Records that describe figures:

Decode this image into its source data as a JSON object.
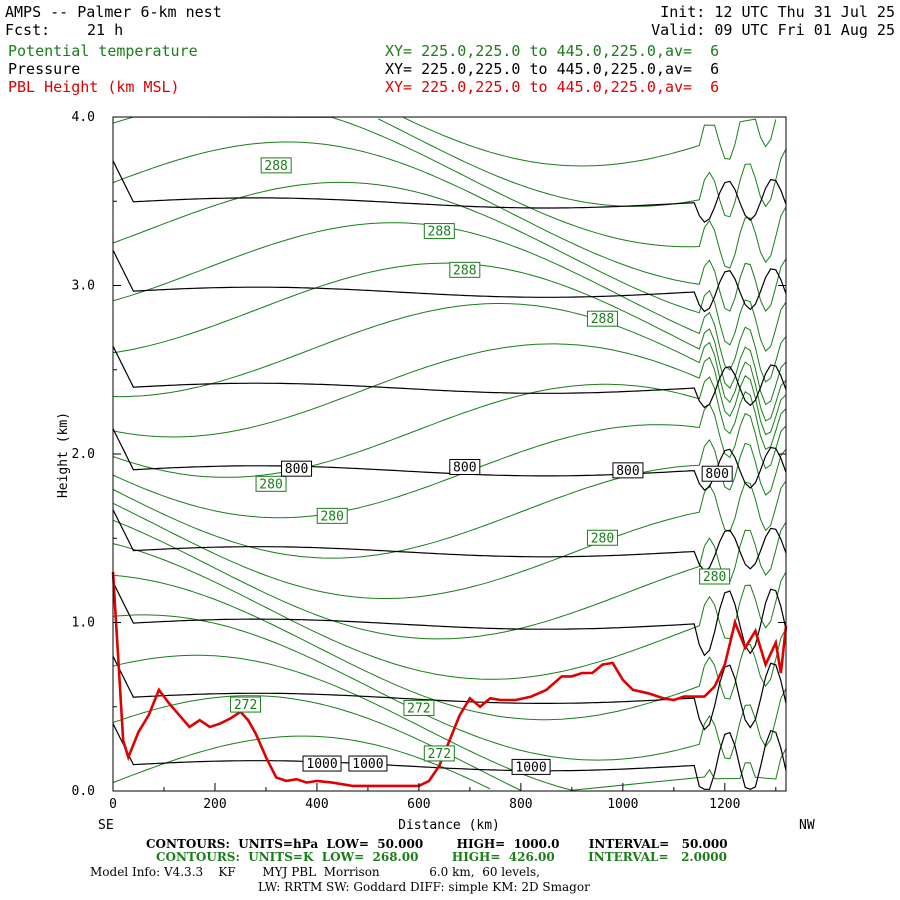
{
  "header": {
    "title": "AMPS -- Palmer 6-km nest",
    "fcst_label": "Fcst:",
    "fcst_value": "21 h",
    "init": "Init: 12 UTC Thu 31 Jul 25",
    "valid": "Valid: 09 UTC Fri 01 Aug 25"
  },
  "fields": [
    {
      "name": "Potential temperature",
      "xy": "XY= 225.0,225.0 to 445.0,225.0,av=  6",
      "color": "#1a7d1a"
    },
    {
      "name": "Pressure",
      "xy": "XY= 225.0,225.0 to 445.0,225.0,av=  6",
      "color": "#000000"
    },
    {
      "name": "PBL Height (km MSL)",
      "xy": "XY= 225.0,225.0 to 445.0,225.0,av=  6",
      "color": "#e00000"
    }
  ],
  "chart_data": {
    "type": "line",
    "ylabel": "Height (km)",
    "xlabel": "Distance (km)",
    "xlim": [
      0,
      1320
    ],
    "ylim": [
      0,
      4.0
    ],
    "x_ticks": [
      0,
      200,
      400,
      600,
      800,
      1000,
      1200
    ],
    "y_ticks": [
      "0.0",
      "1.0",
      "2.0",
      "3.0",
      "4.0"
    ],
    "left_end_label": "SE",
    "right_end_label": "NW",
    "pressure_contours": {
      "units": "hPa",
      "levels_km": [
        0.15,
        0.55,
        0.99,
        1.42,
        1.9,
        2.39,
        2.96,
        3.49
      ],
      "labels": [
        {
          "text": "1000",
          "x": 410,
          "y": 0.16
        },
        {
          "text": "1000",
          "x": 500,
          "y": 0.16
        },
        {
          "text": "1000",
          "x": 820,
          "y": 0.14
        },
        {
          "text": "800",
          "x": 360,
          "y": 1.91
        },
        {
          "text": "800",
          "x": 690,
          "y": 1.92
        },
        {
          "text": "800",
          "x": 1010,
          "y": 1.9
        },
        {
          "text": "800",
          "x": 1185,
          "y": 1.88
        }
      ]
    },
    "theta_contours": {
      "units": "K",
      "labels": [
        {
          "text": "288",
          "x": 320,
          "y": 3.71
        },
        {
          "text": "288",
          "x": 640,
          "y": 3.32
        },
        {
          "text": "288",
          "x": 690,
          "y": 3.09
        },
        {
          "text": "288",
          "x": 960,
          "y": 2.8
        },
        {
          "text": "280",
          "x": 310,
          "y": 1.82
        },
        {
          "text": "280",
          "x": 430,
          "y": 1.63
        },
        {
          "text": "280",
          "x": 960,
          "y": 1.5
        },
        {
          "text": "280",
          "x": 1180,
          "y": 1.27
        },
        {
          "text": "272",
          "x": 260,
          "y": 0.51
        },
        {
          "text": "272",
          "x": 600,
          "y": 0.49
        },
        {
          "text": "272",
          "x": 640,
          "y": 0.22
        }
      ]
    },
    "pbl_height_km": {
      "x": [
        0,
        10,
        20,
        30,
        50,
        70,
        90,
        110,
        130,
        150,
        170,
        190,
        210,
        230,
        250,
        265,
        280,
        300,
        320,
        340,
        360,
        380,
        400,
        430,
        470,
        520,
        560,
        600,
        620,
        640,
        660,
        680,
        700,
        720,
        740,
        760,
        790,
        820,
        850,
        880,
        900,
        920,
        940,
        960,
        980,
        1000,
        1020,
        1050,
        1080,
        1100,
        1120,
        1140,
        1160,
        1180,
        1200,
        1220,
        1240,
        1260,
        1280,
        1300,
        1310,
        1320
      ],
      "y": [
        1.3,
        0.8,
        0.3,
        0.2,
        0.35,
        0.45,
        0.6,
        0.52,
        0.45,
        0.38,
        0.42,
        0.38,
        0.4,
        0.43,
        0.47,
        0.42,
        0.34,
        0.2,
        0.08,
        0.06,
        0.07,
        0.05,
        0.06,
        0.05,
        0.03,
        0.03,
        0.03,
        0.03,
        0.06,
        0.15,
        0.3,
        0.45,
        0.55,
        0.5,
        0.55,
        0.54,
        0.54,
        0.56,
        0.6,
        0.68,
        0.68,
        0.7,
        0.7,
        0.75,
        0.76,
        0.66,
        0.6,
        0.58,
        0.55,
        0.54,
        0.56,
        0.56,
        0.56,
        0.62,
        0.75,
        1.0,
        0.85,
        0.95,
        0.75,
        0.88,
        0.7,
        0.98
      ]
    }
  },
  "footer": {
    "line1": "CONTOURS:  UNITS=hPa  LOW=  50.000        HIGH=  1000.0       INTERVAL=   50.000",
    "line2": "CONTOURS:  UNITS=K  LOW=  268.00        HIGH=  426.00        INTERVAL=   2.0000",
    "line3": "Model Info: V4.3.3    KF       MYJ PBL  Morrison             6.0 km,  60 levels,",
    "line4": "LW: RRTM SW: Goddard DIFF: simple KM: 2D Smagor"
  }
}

§ OBJECTIVE: Without including the pictures, reproduce all entries exactly.

§ REPLY:
Decode this image into its source data as a JSON object.
{
  "header": {
    "title": "AMPS -- Palmer 6-km nest",
    "fcst_label": "Fcst:",
    "fcst_value": "21 h",
    "init": "Init: 12 UTC Thu 31 Jul 25",
    "valid": "Valid: 09 UTC Fri 01 Aug 25"
  },
  "fields": [
    {
      "name": "Potential temperature",
      "xy": "XY= 225.0,225.0 to 445.0,225.0,av=  6",
      "color": "#1a7d1a"
    },
    {
      "name": "Pressure",
      "xy": "XY= 225.0,225.0 to 445.0,225.0,av=  6",
      "color": "#000000"
    },
    {
      "name": "PBL Height (km MSL)",
      "xy": "XY= 225.0,225.0 to 445.0,225.0,av=  6",
      "color": "#e00000"
    }
  ],
  "chart_data": {
    "type": "line",
    "ylabel": "Height (km)",
    "xlabel": "Distance (km)",
    "xlim": [
      0,
      1320
    ],
    "ylim": [
      0,
      4.0
    ],
    "x_ticks": [
      0,
      200,
      400,
      600,
      800,
      1000,
      1200
    ],
    "y_ticks": [
      "0.0",
      "1.0",
      "2.0",
      "3.0",
      "4.0"
    ],
    "left_end_label": "SE",
    "right_end_label": "NW",
    "pressure_contours": {
      "units": "hPa",
      "levels_km": [
        0.15,
        0.55,
        0.99,
        1.42,
        1.9,
        2.39,
        2.96,
        3.49
      ],
      "labels": [
        {
          "text": "1000",
          "x": 410,
          "y": 0.16
        },
        {
          "text": "1000",
          "x": 500,
          "y": 0.16
        },
        {
          "text": "1000",
          "x": 820,
          "y": 0.14
        },
        {
          "text": "800",
          "x": 360,
          "y": 1.91
        },
        {
          "text": "800",
          "x": 690,
          "y": 1.92
        },
        {
          "text": "800",
          "x": 1010,
          "y": 1.9
        },
        {
          "text": "800",
          "x": 1185,
          "y": 1.88
        }
      ]
    },
    "theta_contours": {
      "units": "K",
      "labels": [
        {
          "text": "288",
          "x": 320,
          "y": 3.71
        },
        {
          "text": "288",
          "x": 640,
          "y": 3.32
        },
        {
          "text": "288",
          "x": 690,
          "y": 3.09
        },
        {
          "text": "288",
          "x": 960,
          "y": 2.8
        },
        {
          "text": "280",
          "x": 310,
          "y": 1.82
        },
        {
          "text": "280",
          "x": 430,
          "y": 1.63
        },
        {
          "text": "280",
          "x": 960,
          "y": 1.5
        },
        {
          "text": "280",
          "x": 1180,
          "y": 1.27
        },
        {
          "text": "272",
          "x": 260,
          "y": 0.51
        },
        {
          "text": "272",
          "x": 600,
          "y": 0.49
        },
        {
          "text": "272",
          "x": 640,
          "y": 0.22
        }
      ]
    },
    "pbl_height_km": {
      "x": [
        0,
        10,
        20,
        30,
        50,
        70,
        90,
        110,
        130,
        150,
        170,
        190,
        210,
        230,
        250,
        265,
        280,
        300,
        320,
        340,
        360,
        380,
        400,
        430,
        470,
        520,
        560,
        600,
        620,
        640,
        660,
        680,
        700,
        720,
        740,
        760,
        790,
        820,
        850,
        880,
        900,
        920,
        940,
        960,
        980,
        1000,
        1020,
        1050,
        1080,
        1100,
        1120,
        1140,
        1160,
        1180,
        1200,
        1220,
        1240,
        1260,
        1280,
        1300,
        1310,
        1320
      ],
      "y": [
        1.3,
        0.8,
        0.3,
        0.2,
        0.35,
        0.45,
        0.6,
        0.52,
        0.45,
        0.38,
        0.42,
        0.38,
        0.4,
        0.43,
        0.47,
        0.42,
        0.34,
        0.2,
        0.08,
        0.06,
        0.07,
        0.05,
        0.06,
        0.05,
        0.03,
        0.03,
        0.03,
        0.03,
        0.06,
        0.15,
        0.3,
        0.45,
        0.55,
        0.5,
        0.55,
        0.54,
        0.54,
        0.56,
        0.6,
        0.68,
        0.68,
        0.7,
        0.7,
        0.75,
        0.76,
        0.66,
        0.6,
        0.58,
        0.55,
        0.54,
        0.56,
        0.56,
        0.56,
        0.62,
        0.75,
        1.0,
        0.85,
        0.95,
        0.75,
        0.88,
        0.7,
        0.98
      ]
    }
  },
  "footer": {
    "line1": "CONTOURS:  UNITS=hPa  LOW=  50.000        HIGH=  1000.0       INTERVAL=   50.000",
    "line2": "CONTOURS:  UNITS=K  LOW=  268.00        HIGH=  426.00        INTERVAL=   2.0000",
    "line3": "Model Info: V4.3.3    KF       MYJ PBL  Morrison             6.0 km,  60 levels,",
    "line4": "LW: RRTM SW: Goddard DIFF: simple KM: 2D Smagor"
  }
}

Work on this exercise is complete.